-- START --

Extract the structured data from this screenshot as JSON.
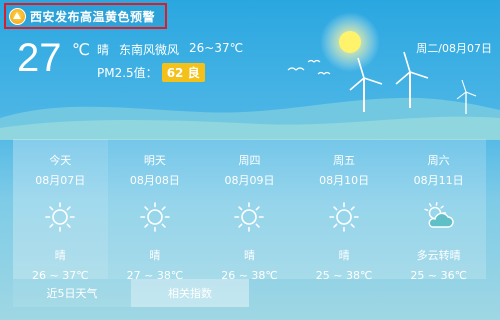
{
  "alert": {
    "text": "西安发布高温黄色预警",
    "icon": "warning-icon",
    "border_color": "#d81e2a"
  },
  "current": {
    "temperature": "27",
    "unit": "℃",
    "condition": "晴",
    "wind": "东南风微风",
    "range": "26~37℃",
    "pm_label": "PM2.5值：",
    "pm_value": "62 良",
    "pm_color": "#f3c11a",
    "date": "周二/08月07日"
  },
  "forecast": [
    {
      "name": "今天",
      "date": "08月07日",
      "icon": "sun-icon",
      "condition": "晴",
      "range": "26 ~ 37℃"
    },
    {
      "name": "明天",
      "date": "08月08日",
      "icon": "sun-icon",
      "condition": "晴",
      "range": "27 ~ 38℃"
    },
    {
      "name": "周四",
      "date": "08月09日",
      "icon": "sun-icon",
      "condition": "晴",
      "range": "26 ~ 38℃"
    },
    {
      "name": "周五",
      "date": "08月10日",
      "icon": "sun-icon",
      "condition": "晴",
      "range": "25 ~ 38℃"
    },
    {
      "name": "周六",
      "date": "08月11日",
      "icon": "partly-cloudy-icon",
      "condition": "多云转晴",
      "range": "25 ~ 36℃"
    }
  ],
  "tabs": {
    "five_day": "近5日天气",
    "index": "相关指数"
  }
}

-- END --

● Directions for this task: Will you restate every entry word for word and omit the images?

● Exercise solution:
Extract the structured data from this screenshot as JSON.
{
  "alert": {
    "text": "西安发布高温黄色预警",
    "icon": "warning-icon",
    "border_color": "#d81e2a"
  },
  "current": {
    "temperature": "27",
    "unit": "℃",
    "condition": "晴",
    "wind": "东南风微风",
    "range": "26~37℃",
    "pm_label": "PM2.5值：",
    "pm_value": "62 良",
    "pm_color": "#f3c11a",
    "date": "周二/08月07日"
  },
  "forecast": [
    {
      "name": "今天",
      "date": "08月07日",
      "icon": "sun-icon",
      "condition": "晴",
      "range": "26 ~ 37℃"
    },
    {
      "name": "明天",
      "date": "08月08日",
      "icon": "sun-icon",
      "condition": "晴",
      "range": "27 ~ 38℃"
    },
    {
      "name": "周四",
      "date": "08月09日",
      "icon": "sun-icon",
      "condition": "晴",
      "range": "26 ~ 38℃"
    },
    {
      "name": "周五",
      "date": "08月10日",
      "icon": "sun-icon",
      "condition": "晴",
      "range": "25 ~ 38℃"
    },
    {
      "name": "周六",
      "date": "08月11日",
      "icon": "partly-cloudy-icon",
      "condition": "多云转晴",
      "range": "25 ~ 36℃"
    }
  ],
  "tabs": {
    "five_day": "近5日天气",
    "index": "相关指数"
  }
}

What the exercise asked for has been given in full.